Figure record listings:
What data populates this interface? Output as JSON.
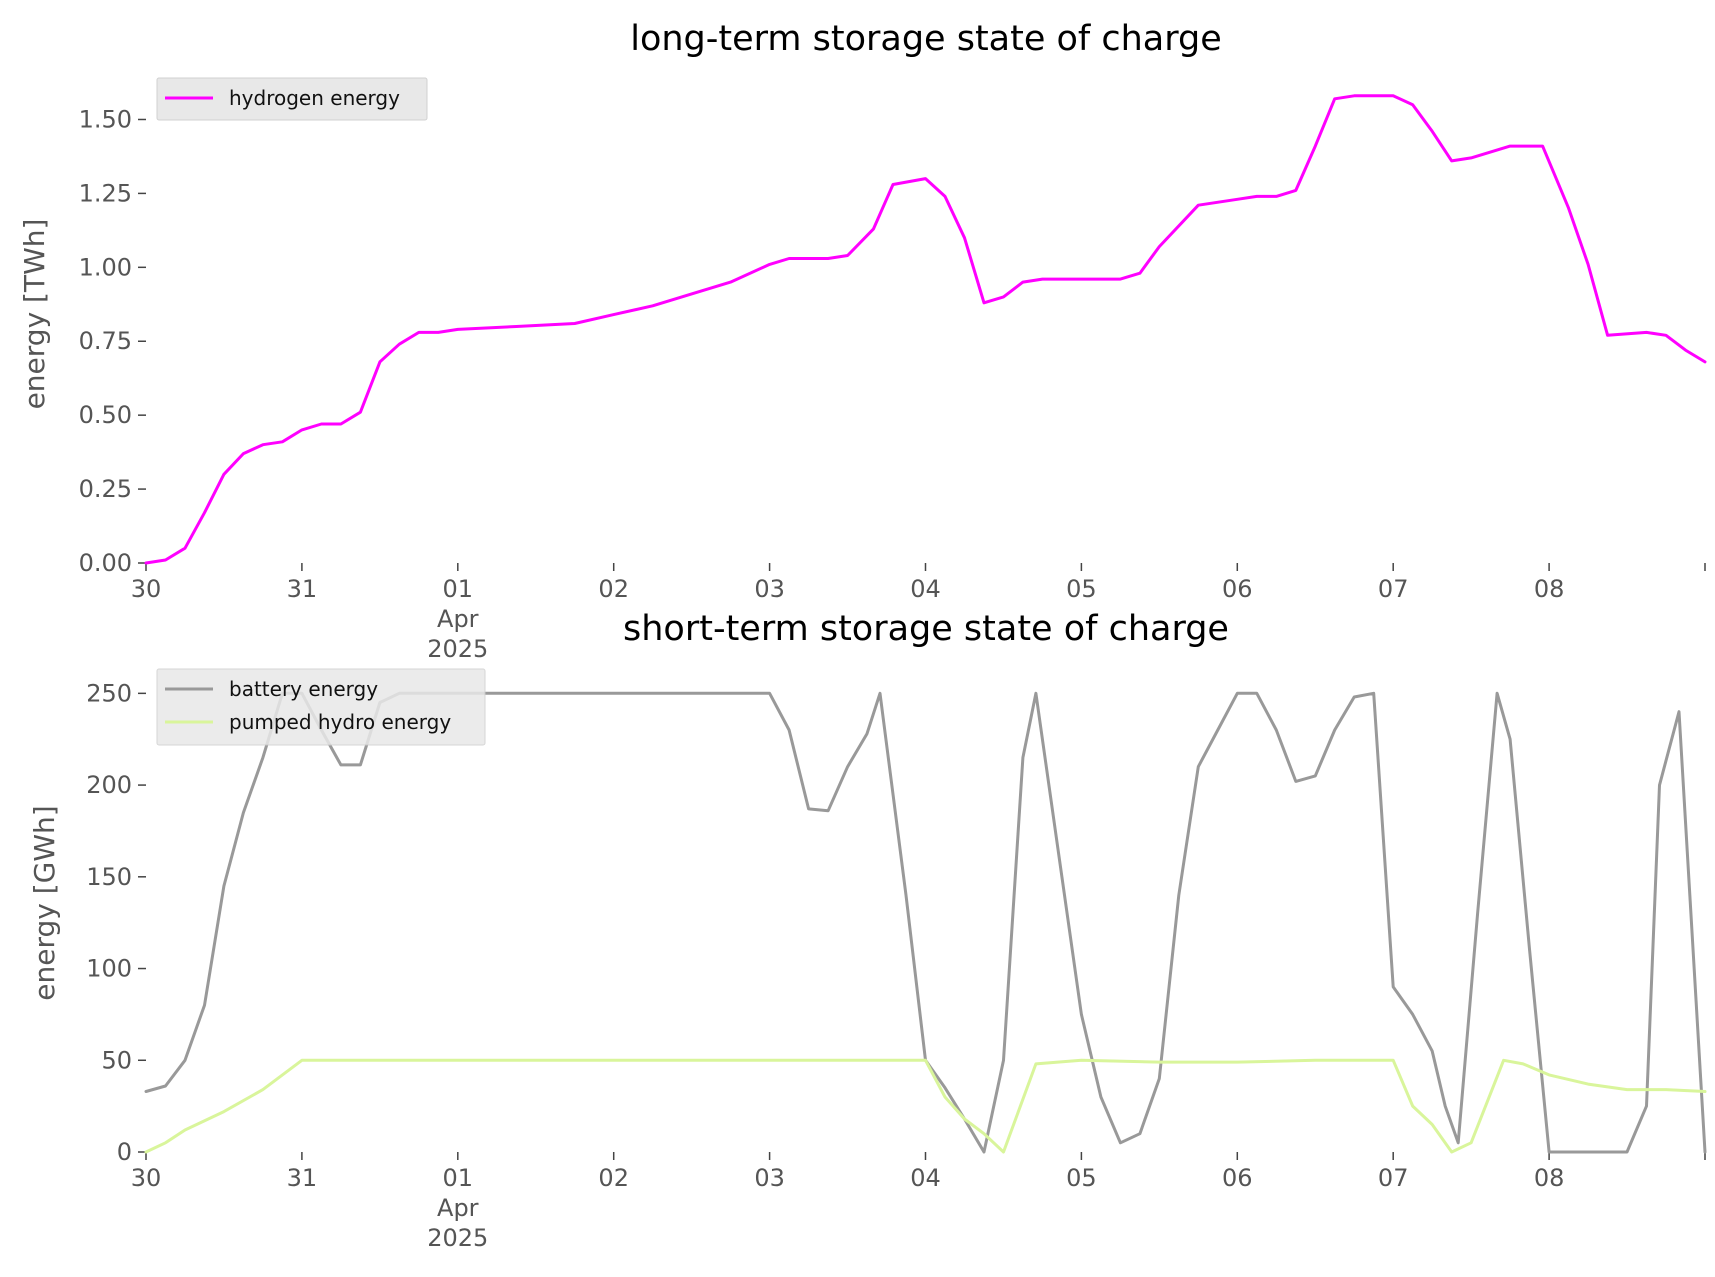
{
  "chart_data": [
    {
      "type": "line",
      "title": "long-term storage state of charge",
      "xlabel": "",
      "ylabel": "energy [TWh]",
      "ylim": [
        0,
        1.62
      ],
      "yticks": [
        "0.00",
        "0.25",
        "0.50",
        "0.75",
        "1.00",
        "1.25",
        "1.50"
      ],
      "ytick_values": [
        0,
        0.25,
        0.5,
        0.75,
        1.0,
        1.25,
        1.5
      ],
      "xlim": [
        "2025-03-30",
        "2025-04-09"
      ],
      "xticks": [
        {
          "date": "2025-03-30",
          "label": "30"
        },
        {
          "date": "2025-03-31",
          "label": "31"
        },
        {
          "date": "2025-04-01",
          "label": "01",
          "sub": [
            "Apr",
            "2025"
          ]
        },
        {
          "date": "2025-04-02",
          "label": "02"
        },
        {
          "date": "2025-04-03",
          "label": "03"
        },
        {
          "date": "2025-04-04",
          "label": "04"
        },
        {
          "date": "2025-04-05",
          "label": "05"
        },
        {
          "date": "2025-04-06",
          "label": "06"
        },
        {
          "date": "2025-04-07",
          "label": "07"
        },
        {
          "date": "2025-04-08",
          "label": "08"
        }
      ],
      "grid": false,
      "legend_position": "top-left",
      "series": [
        {
          "name": "hydrogen energy",
          "color": "#ff00ff",
          "x": [
            "2025-03-30 00:00",
            "2025-03-30 03:00",
            "2025-03-30 06:00",
            "2025-03-30 09:00",
            "2025-03-30 12:00",
            "2025-03-30 15:00",
            "2025-03-30 18:00",
            "2025-03-30 21:00",
            "2025-03-31 00:00",
            "2025-03-31 03:00",
            "2025-03-31 06:00",
            "2025-03-31 09:00",
            "2025-03-31 12:00",
            "2025-03-31 15:00",
            "2025-03-31 18:00",
            "2025-03-31 21:00",
            "2025-04-01 00:00",
            "2025-04-01 09:00",
            "2025-04-01 18:00",
            "2025-04-02 00:00",
            "2025-04-02 06:00",
            "2025-04-02 12:00",
            "2025-04-02 18:00",
            "2025-04-03 00:00",
            "2025-04-03 03:00",
            "2025-04-03 09:00",
            "2025-04-03 12:00",
            "2025-04-03 16:00",
            "2025-04-03 19:00",
            "2025-04-04 00:00",
            "2025-04-04 03:00",
            "2025-04-04 06:00",
            "2025-04-04 09:00",
            "2025-04-04 12:00",
            "2025-04-04 15:00",
            "2025-04-04 18:00",
            "2025-04-05 00:00",
            "2025-04-05 06:00",
            "2025-04-05 09:00",
            "2025-04-05 12:00",
            "2025-04-05 18:00",
            "2025-04-06 00:00",
            "2025-04-06 03:00",
            "2025-04-06 06:00",
            "2025-04-06 09:00",
            "2025-04-06 12:00",
            "2025-04-06 15:00",
            "2025-04-06 18:00",
            "2025-04-07 00:00",
            "2025-04-07 03:00",
            "2025-04-07 06:00",
            "2025-04-07 09:00",
            "2025-04-07 12:00",
            "2025-04-07 18:00",
            "2025-04-07 23:00",
            "2025-04-08 03:00",
            "2025-04-08 06:00",
            "2025-04-08 09:00",
            "2025-04-08 15:00",
            "2025-04-08 18:00",
            "2025-04-08 21:00",
            "2025-04-09 00:00"
          ],
          "y": [
            0.0,
            0.01,
            0.05,
            0.17,
            0.3,
            0.37,
            0.4,
            0.41,
            0.45,
            0.47,
            0.47,
            0.51,
            0.68,
            0.74,
            0.78,
            0.78,
            0.79,
            0.8,
            0.81,
            0.84,
            0.87,
            0.91,
            0.95,
            1.01,
            1.03,
            1.03,
            1.04,
            1.13,
            1.28,
            1.3,
            1.24,
            1.1,
            0.88,
            0.9,
            0.95,
            0.96,
            0.96,
            0.96,
            0.98,
            1.07,
            1.21,
            1.23,
            1.24,
            1.24,
            1.26,
            1.41,
            1.57,
            1.58,
            1.58,
            1.55,
            1.46,
            1.36,
            1.37,
            1.41,
            1.41,
            1.2,
            1.01,
            0.77,
            0.78,
            0.77,
            0.72,
            0.68
          ]
        }
      ]
    },
    {
      "type": "line",
      "title": "short-term storage state of charge",
      "xlabel": "",
      "ylabel": "energy [GWh]",
      "ylim": [
        0,
        260
      ],
      "yticks": [
        "0",
        "50",
        "100",
        "150",
        "200",
        "250"
      ],
      "ytick_values": [
        0,
        50,
        100,
        150,
        200,
        250
      ],
      "xlim": [
        "2025-03-30",
        "2025-04-09"
      ],
      "xticks": [
        {
          "date": "2025-03-30",
          "label": "30"
        },
        {
          "date": "2025-03-31",
          "label": "31"
        },
        {
          "date": "2025-04-01",
          "label": "01",
          "sub": [
            "Apr",
            "2025"
          ]
        },
        {
          "date": "2025-04-02",
          "label": "02"
        },
        {
          "date": "2025-04-03",
          "label": "03"
        },
        {
          "date": "2025-04-04",
          "label": "04"
        },
        {
          "date": "2025-04-05",
          "label": "05"
        },
        {
          "date": "2025-04-06",
          "label": "06"
        },
        {
          "date": "2025-04-07",
          "label": "07"
        },
        {
          "date": "2025-04-08",
          "label": "08"
        }
      ],
      "grid": false,
      "legend_position": "top-left",
      "series": [
        {
          "name": "battery energy",
          "color": "#999999",
          "x": [
            "2025-03-30 00:00",
            "2025-03-30 03:00",
            "2025-03-30 06:00",
            "2025-03-30 09:00",
            "2025-03-30 12:00",
            "2025-03-30 15:00",
            "2025-03-30 18:00",
            "2025-03-30 21:00",
            "2025-03-31 00:00",
            "2025-03-31 03:00",
            "2025-03-31 06:00",
            "2025-03-31 09:00",
            "2025-03-31 12:00",
            "2025-03-31 15:00",
            "2025-03-31 18:00",
            "2025-03-31 21:00",
            "2025-04-01 00:00",
            "2025-04-02 00:00",
            "2025-04-03 00:00",
            "2025-04-03 03:00",
            "2025-04-03 06:00",
            "2025-04-03 09:00",
            "2025-04-03 12:00",
            "2025-04-03 15:00",
            "2025-04-03 17:00",
            "2025-04-03 21:00",
            "2025-04-04 00:00",
            "2025-04-04 03:00",
            "2025-04-04 06:00",
            "2025-04-04 09:00",
            "2025-04-04 12:00",
            "2025-04-04 15:00",
            "2025-04-04 17:00",
            "2025-04-04 21:00",
            "2025-04-05 00:00",
            "2025-04-05 03:00",
            "2025-04-05 06:00",
            "2025-04-05 09:00",
            "2025-04-05 12:00",
            "2025-04-05 15:00",
            "2025-04-05 18:00",
            "2025-04-05 21:00",
            "2025-04-06 00:00",
            "2025-04-06 03:00",
            "2025-04-06 06:00",
            "2025-04-06 09:00",
            "2025-04-06 12:00",
            "2025-04-06 15:00",
            "2025-04-06 18:00",
            "2025-04-06 21:00",
            "2025-04-07 00:00",
            "2025-04-07 03:00",
            "2025-04-07 06:00",
            "2025-04-07 08:00",
            "2025-04-07 10:00",
            "2025-04-07 13:00",
            "2025-04-07 16:00",
            "2025-04-07 18:00",
            "2025-04-07 21:00",
            "2025-04-08 00:00",
            "2025-04-08 03:00",
            "2025-04-08 09:00",
            "2025-04-08 12:00",
            "2025-04-08 15:00",
            "2025-04-08 17:00",
            "2025-04-08 20:00",
            "2025-04-09 00:00"
          ],
          "y": [
            33,
            36,
            50,
            80,
            145,
            185,
            215,
            250,
            250,
            230,
            211,
            211,
            245,
            250,
            250,
            250,
            250,
            250,
            250,
            230,
            187,
            186,
            210,
            228,
            250,
            140,
            50,
            35,
            18,
            0,
            50,
            215,
            250,
            150,
            75,
            30,
            5,
            10,
            40,
            140,
            210,
            230,
            250,
            250,
            230,
            202,
            205,
            230,
            248,
            250,
            90,
            75,
            55,
            25,
            5,
            130,
            250,
            225,
            110,
            0,
            0,
            0,
            0,
            25,
            200,
            240,
            0
          ]
        },
        {
          "name": "pumped hydro energy",
          "color": "#d9f59b",
          "x": [
            "2025-03-30 00:00",
            "2025-03-30 03:00",
            "2025-03-30 06:00",
            "2025-03-30 12:00",
            "2025-03-30 18:00",
            "2025-03-31 00:00",
            "2025-04-01 00:00",
            "2025-04-02 00:00",
            "2025-04-03 00:00",
            "2025-04-03 12:00",
            "2025-04-04 00:00",
            "2025-04-04 03:00",
            "2025-04-04 06:00",
            "2025-04-04 09:00",
            "2025-04-04 12:00",
            "2025-04-04 17:00",
            "2025-04-05 00:00",
            "2025-04-05 12:00",
            "2025-04-06 00:00",
            "2025-04-06 12:00",
            "2025-04-07 00:00",
            "2025-04-07 03:00",
            "2025-04-07 06:00",
            "2025-04-07 09:00",
            "2025-04-07 12:00",
            "2025-04-07 17:00",
            "2025-04-07 20:00",
            "2025-04-08 00:00",
            "2025-04-08 06:00",
            "2025-04-08 12:00",
            "2025-04-08 18:00",
            "2025-04-09 00:00"
          ],
          "y": [
            0,
            5,
            12,
            22,
            34,
            50,
            50,
            50,
            50,
            50,
            50,
            30,
            18,
            10,
            0,
            48,
            50,
            49,
            49,
            50,
            50,
            25,
            15,
            0,
            5,
            50,
            48,
            42,
            37,
            34,
            34,
            33
          ]
        }
      ]
    }
  ]
}
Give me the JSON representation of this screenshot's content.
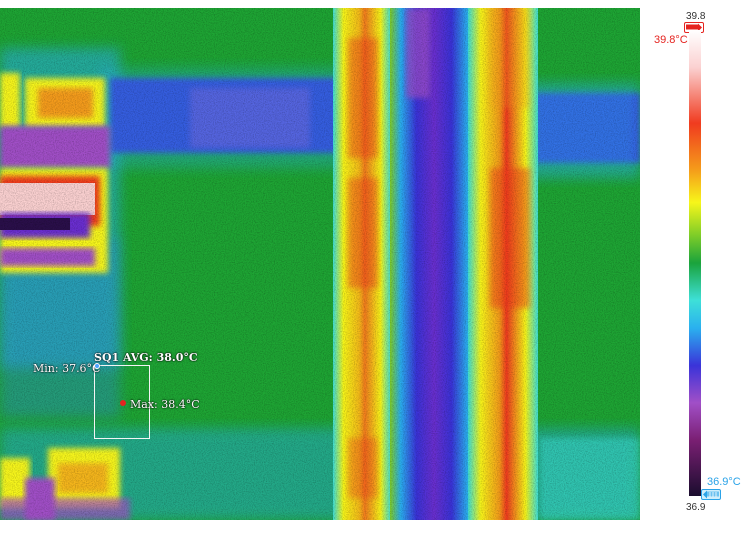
{
  "image": {
    "type": "thermal camera frame",
    "palette": [
      "#1a0d2e",
      "#7a1f73",
      "#a14fc7",
      "#3a33d9",
      "#2ab0ef",
      "#3ee0d8",
      "#1aa33c",
      "#7fcd28",
      "#f7f61a",
      "#f59c1a",
      "#f03b1f",
      "#fbd1d1",
      "#ffffff"
    ]
  },
  "roi": {
    "title": "SQ1 AVG: 38.0°C",
    "min_label": "Min: 37.6°C",
    "max_label": "Max: 38.4°C",
    "min_color": "#4da3ff",
    "max_color": "#e52420"
  },
  "scale": {
    "top_value": "39.8",
    "bottom_value": "36.9",
    "max_marker_label": "39.8°C",
    "min_marker_label": "36.9°C",
    "max_color": "#e52420",
    "min_color": "#2aa3e8"
  }
}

What the exercise asks: Where a line of the material above holds the string "state", copy that line.

Reply:
      "title": "long-term storage state of charge",
      "title": "short-term storage state of charge",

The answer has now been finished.